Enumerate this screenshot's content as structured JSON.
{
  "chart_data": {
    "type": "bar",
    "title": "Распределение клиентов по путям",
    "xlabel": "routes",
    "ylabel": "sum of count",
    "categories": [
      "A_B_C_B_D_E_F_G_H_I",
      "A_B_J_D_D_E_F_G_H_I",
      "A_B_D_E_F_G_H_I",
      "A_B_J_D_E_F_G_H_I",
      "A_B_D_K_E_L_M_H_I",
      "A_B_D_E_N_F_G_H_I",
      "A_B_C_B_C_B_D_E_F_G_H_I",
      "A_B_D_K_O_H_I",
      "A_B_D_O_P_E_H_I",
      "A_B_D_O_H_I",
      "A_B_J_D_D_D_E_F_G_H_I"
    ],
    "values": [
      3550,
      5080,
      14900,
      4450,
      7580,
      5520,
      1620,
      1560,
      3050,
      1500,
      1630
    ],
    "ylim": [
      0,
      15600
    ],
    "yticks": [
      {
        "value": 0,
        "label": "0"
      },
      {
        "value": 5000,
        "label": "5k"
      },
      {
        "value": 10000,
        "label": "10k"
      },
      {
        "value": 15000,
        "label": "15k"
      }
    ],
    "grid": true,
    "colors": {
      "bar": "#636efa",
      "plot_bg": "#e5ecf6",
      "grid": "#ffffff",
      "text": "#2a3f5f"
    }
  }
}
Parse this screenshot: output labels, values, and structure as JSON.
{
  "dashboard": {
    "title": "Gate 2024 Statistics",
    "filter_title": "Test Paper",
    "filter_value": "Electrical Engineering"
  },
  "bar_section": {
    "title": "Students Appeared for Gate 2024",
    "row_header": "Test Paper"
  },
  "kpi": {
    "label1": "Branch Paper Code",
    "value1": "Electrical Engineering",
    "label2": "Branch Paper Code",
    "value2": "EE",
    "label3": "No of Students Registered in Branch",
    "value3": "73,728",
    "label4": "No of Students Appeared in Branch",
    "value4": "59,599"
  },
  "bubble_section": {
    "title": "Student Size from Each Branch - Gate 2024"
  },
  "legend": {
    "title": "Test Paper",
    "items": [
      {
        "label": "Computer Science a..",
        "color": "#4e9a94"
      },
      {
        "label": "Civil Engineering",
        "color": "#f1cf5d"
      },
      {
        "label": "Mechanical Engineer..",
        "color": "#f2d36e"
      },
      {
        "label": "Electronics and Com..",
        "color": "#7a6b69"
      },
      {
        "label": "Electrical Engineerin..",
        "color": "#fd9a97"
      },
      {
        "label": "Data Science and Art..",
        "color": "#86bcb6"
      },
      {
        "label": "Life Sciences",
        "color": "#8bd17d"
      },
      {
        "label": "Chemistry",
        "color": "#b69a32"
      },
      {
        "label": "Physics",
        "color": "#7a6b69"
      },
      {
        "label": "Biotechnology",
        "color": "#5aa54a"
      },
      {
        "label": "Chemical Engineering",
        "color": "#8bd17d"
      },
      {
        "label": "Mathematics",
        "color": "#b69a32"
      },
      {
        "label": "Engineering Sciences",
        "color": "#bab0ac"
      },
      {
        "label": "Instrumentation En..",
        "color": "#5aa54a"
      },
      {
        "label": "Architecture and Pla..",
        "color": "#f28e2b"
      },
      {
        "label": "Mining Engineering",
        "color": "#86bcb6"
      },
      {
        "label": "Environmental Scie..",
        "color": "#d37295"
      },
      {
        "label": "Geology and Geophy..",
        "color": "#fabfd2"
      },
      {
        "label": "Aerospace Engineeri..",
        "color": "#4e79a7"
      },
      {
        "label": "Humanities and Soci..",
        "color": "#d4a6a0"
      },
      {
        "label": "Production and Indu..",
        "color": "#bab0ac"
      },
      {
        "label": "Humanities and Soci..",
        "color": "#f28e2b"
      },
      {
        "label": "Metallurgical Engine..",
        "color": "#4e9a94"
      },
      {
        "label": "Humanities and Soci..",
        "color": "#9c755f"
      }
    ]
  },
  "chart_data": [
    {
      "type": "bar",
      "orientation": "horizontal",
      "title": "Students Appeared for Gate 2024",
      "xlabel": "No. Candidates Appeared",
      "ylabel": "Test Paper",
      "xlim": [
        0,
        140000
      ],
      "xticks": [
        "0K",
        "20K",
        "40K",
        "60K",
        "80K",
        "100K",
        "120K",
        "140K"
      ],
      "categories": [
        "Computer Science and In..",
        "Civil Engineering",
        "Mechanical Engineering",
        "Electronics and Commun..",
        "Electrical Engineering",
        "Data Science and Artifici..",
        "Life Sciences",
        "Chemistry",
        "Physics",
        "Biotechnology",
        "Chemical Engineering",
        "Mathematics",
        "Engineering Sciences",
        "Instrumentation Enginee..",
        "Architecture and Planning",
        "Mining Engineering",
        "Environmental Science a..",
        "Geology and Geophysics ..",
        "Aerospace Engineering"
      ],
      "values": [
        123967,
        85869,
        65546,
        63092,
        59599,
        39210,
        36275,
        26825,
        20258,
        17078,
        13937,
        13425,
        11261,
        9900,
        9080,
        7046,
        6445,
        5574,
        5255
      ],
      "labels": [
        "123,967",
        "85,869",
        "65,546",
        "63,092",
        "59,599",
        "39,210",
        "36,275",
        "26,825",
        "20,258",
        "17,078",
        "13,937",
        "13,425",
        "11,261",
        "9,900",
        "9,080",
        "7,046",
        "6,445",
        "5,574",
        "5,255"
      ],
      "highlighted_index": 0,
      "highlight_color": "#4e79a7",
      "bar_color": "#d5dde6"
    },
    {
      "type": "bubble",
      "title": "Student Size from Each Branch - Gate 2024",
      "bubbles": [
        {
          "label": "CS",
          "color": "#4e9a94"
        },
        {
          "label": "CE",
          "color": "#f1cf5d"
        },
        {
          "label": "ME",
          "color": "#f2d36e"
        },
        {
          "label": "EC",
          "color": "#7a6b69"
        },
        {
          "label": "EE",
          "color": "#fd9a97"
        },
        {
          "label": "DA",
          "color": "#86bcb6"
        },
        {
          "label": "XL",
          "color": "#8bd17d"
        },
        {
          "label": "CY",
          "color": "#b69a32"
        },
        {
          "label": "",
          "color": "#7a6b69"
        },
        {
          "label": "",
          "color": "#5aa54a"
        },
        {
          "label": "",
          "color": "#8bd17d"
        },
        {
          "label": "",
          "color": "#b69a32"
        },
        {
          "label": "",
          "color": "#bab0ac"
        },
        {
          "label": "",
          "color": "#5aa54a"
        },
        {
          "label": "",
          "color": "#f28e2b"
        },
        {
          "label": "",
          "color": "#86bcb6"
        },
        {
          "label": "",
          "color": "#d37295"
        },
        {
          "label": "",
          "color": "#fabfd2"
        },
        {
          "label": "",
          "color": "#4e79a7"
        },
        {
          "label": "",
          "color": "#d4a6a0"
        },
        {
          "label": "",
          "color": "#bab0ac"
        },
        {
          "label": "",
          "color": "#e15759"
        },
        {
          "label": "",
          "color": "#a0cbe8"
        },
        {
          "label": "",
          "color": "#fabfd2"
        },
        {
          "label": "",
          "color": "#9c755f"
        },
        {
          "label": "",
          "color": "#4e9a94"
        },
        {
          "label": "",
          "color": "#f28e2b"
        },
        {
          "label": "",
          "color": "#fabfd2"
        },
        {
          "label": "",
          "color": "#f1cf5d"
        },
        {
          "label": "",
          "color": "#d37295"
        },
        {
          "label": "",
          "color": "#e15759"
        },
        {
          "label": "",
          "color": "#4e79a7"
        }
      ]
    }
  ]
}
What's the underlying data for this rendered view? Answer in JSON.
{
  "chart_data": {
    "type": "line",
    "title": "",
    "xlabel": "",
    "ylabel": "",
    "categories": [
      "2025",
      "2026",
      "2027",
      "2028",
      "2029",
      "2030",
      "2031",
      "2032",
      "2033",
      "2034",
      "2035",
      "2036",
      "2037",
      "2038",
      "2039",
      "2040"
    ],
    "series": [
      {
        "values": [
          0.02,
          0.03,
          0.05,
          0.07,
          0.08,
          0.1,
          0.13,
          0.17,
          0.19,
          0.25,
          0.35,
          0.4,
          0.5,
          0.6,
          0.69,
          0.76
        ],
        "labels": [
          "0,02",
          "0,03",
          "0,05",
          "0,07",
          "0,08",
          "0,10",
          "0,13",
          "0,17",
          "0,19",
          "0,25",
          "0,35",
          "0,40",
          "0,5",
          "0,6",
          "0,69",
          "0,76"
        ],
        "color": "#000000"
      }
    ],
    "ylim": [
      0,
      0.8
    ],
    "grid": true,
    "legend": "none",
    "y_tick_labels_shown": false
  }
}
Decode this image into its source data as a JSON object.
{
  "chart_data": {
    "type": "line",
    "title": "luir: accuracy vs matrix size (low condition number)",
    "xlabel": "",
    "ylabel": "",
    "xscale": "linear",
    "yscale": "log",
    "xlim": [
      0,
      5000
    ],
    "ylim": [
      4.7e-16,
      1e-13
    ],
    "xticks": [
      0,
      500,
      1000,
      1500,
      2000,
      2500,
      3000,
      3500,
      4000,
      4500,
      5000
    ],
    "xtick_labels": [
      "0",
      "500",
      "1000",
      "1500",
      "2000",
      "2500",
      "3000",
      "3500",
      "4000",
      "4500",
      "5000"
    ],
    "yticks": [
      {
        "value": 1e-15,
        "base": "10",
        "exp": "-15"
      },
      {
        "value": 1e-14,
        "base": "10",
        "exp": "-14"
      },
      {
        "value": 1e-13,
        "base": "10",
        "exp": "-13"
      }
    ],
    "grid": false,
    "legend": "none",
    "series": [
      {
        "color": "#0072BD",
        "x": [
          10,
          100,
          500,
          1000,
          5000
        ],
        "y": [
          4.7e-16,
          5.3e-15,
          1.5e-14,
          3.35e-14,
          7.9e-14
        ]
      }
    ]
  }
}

########################################

- _What you have to do_: Copy out each line of the listing that holds "Instrumentation".

- _In response_:
        "label": "Instrumentation En..",
        "Instrumentation Enginee..",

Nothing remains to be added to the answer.